* _PROMPT_
Copy every line of the data that contains the string "JSON".

* _RECORDS SHOWN_
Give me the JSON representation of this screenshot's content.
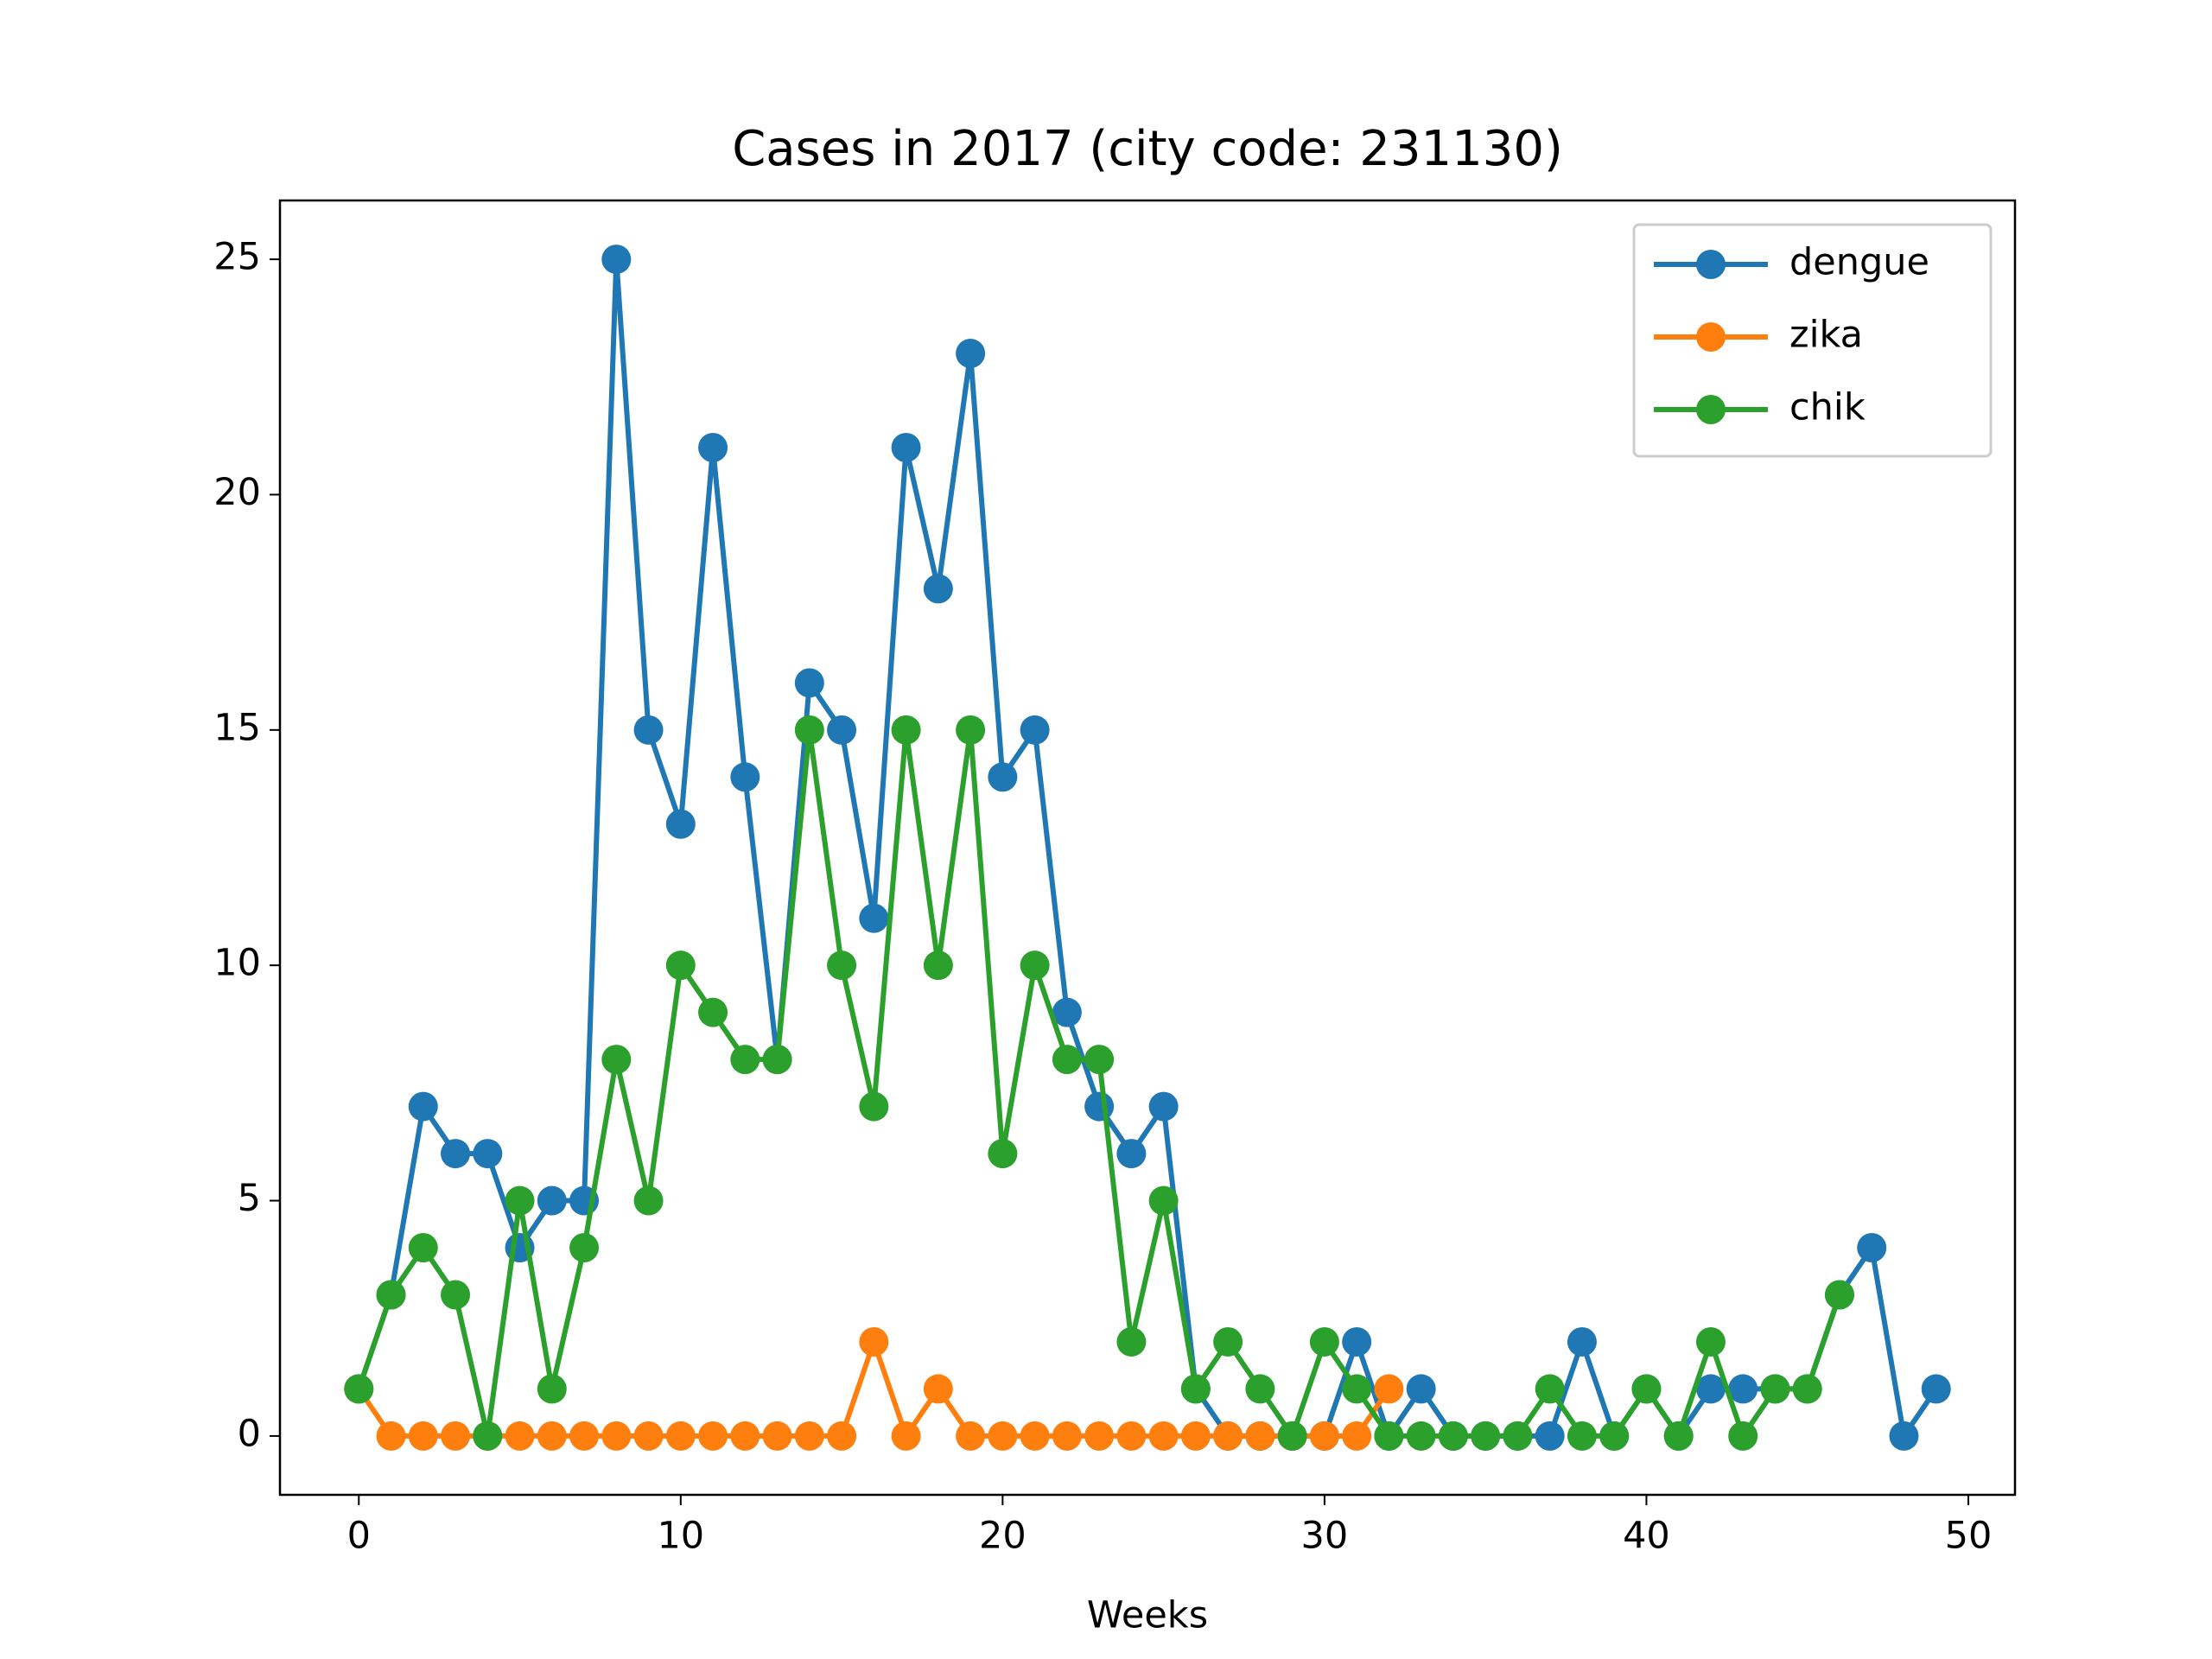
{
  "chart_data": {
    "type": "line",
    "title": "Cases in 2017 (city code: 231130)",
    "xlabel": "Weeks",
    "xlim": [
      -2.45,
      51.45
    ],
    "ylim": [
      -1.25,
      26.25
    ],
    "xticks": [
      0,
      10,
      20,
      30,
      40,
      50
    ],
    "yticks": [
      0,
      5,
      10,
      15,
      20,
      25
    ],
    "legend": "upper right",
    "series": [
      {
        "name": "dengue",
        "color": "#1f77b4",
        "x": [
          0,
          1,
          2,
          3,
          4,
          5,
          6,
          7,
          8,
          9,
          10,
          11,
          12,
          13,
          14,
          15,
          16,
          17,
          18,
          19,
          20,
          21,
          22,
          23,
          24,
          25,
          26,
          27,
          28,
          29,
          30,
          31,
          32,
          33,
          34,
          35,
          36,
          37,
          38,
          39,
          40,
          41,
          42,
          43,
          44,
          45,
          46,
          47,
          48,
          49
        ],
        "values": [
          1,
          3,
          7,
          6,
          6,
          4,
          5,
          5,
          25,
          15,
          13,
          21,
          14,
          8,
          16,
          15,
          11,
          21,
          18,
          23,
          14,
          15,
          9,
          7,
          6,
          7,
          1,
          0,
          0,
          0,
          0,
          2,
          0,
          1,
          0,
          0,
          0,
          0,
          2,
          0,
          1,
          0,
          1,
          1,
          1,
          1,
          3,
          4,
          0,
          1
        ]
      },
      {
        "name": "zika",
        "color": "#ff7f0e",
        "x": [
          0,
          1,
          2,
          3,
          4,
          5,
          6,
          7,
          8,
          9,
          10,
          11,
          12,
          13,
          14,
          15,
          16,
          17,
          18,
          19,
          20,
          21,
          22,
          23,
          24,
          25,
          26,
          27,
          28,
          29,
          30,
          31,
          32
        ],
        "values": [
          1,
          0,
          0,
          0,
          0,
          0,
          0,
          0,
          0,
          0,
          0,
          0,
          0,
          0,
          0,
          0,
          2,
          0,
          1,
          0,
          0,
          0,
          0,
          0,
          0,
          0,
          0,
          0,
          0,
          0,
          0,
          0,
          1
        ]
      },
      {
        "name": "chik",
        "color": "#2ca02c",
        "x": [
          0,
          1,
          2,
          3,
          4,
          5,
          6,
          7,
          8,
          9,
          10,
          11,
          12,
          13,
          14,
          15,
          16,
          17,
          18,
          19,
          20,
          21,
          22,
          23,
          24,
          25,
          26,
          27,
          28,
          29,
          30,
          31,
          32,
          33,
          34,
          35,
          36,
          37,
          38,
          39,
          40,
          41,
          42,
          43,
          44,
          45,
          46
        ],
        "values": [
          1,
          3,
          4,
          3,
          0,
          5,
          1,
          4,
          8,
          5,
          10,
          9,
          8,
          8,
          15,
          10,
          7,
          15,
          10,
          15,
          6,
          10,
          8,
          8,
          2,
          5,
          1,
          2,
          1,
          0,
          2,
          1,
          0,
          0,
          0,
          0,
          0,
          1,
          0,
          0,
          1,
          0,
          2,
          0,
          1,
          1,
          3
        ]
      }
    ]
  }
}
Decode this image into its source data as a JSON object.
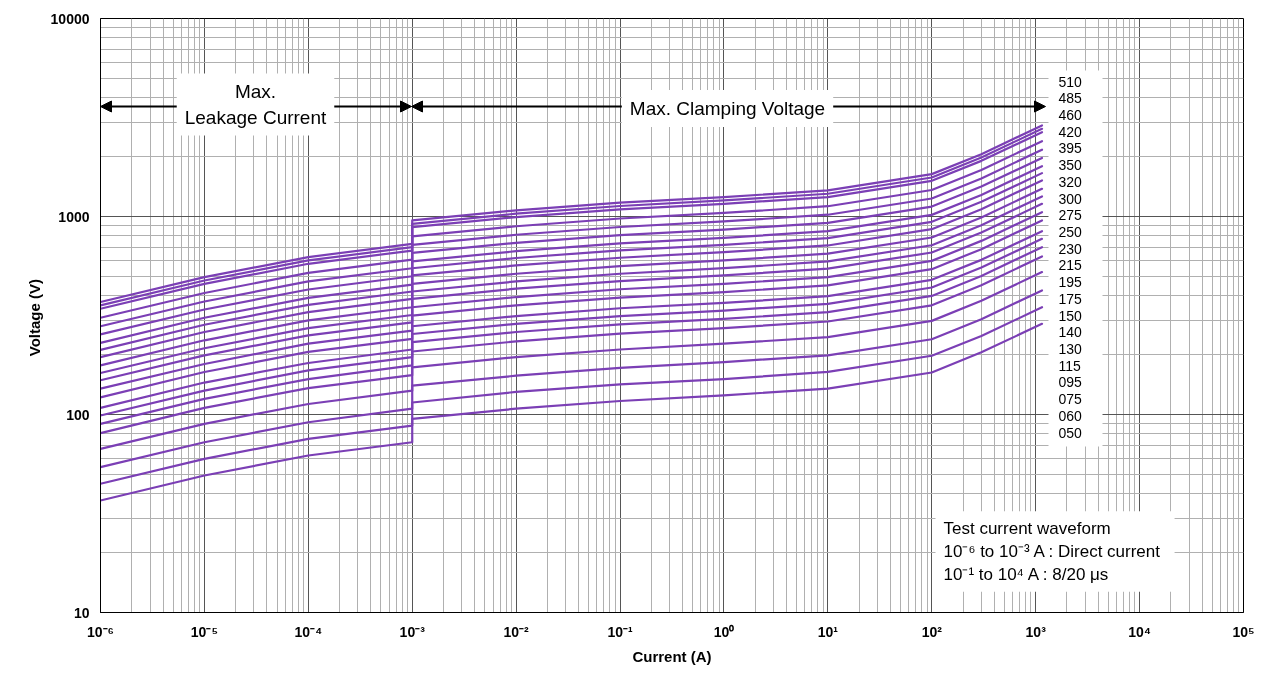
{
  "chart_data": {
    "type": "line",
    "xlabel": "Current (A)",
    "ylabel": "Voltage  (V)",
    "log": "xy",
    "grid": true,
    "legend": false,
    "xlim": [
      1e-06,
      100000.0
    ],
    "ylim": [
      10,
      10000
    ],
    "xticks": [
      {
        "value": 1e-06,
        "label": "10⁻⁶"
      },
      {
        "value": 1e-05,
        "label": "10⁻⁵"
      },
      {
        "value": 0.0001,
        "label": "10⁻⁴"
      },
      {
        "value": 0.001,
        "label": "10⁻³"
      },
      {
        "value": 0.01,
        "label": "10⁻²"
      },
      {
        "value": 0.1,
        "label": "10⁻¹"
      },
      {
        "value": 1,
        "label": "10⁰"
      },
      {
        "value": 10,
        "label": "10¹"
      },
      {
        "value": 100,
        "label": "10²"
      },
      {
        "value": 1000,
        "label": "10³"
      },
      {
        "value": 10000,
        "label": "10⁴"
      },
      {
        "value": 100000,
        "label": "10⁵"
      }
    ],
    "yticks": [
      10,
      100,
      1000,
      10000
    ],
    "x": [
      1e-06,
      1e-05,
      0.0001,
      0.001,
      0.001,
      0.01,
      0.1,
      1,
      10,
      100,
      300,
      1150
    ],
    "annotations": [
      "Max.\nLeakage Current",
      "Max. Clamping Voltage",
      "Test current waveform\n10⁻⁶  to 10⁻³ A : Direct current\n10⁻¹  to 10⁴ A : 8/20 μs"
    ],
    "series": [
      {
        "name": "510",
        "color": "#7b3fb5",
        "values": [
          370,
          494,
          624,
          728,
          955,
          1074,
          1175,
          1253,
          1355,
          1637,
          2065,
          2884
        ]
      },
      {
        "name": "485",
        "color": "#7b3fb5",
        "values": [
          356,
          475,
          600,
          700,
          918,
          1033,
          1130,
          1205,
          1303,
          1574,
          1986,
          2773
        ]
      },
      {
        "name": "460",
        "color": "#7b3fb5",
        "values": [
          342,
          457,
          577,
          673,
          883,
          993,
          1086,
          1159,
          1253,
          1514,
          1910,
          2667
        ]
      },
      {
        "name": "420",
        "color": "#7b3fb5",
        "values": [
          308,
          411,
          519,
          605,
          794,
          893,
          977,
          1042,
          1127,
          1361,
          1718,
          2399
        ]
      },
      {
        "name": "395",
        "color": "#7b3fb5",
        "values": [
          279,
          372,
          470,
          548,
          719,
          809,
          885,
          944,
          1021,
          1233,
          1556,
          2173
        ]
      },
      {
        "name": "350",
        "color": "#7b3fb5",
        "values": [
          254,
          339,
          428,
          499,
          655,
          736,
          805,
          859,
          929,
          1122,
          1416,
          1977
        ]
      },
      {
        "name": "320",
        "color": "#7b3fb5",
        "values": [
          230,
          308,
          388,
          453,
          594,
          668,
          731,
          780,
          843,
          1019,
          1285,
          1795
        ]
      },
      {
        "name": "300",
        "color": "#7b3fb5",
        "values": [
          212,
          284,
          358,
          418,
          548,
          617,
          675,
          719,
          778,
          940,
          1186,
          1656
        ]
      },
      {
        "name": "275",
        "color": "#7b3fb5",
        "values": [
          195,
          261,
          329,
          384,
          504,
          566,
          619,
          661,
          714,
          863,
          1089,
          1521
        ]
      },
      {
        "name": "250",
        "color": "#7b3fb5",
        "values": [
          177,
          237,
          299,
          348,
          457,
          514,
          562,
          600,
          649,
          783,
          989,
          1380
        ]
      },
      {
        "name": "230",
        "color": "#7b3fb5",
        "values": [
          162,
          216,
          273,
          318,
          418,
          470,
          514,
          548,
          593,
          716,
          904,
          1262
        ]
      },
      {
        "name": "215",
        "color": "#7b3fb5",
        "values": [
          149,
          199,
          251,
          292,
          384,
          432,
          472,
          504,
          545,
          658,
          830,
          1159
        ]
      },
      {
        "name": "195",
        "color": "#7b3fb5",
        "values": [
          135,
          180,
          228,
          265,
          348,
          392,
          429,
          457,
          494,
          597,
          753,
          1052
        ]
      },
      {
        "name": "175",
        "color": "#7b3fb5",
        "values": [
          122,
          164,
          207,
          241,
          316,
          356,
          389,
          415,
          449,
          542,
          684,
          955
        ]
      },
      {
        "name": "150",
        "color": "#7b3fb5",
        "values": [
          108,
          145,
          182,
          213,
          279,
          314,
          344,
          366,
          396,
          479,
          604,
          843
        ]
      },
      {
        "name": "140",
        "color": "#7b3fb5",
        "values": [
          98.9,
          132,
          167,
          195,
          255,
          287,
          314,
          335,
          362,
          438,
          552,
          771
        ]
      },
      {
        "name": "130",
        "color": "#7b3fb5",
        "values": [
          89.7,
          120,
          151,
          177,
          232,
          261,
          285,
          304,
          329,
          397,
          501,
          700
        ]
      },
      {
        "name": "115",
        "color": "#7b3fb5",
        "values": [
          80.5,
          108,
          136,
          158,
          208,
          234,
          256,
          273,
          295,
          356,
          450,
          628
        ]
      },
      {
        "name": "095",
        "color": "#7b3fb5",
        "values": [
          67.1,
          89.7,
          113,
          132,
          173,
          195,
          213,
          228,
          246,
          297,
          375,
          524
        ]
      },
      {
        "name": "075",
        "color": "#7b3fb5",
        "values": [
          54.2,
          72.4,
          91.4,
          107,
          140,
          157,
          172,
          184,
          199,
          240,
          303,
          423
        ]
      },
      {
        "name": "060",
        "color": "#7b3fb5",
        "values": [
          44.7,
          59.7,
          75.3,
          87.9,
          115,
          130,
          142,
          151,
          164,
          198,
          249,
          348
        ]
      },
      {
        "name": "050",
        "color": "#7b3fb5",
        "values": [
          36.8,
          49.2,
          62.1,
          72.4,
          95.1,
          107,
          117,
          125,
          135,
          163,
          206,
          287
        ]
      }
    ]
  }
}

* _EXPECTED OUTPUT_
Give me the JSON representation of this screenshot's content.
Decode this image into its source data as a JSON object.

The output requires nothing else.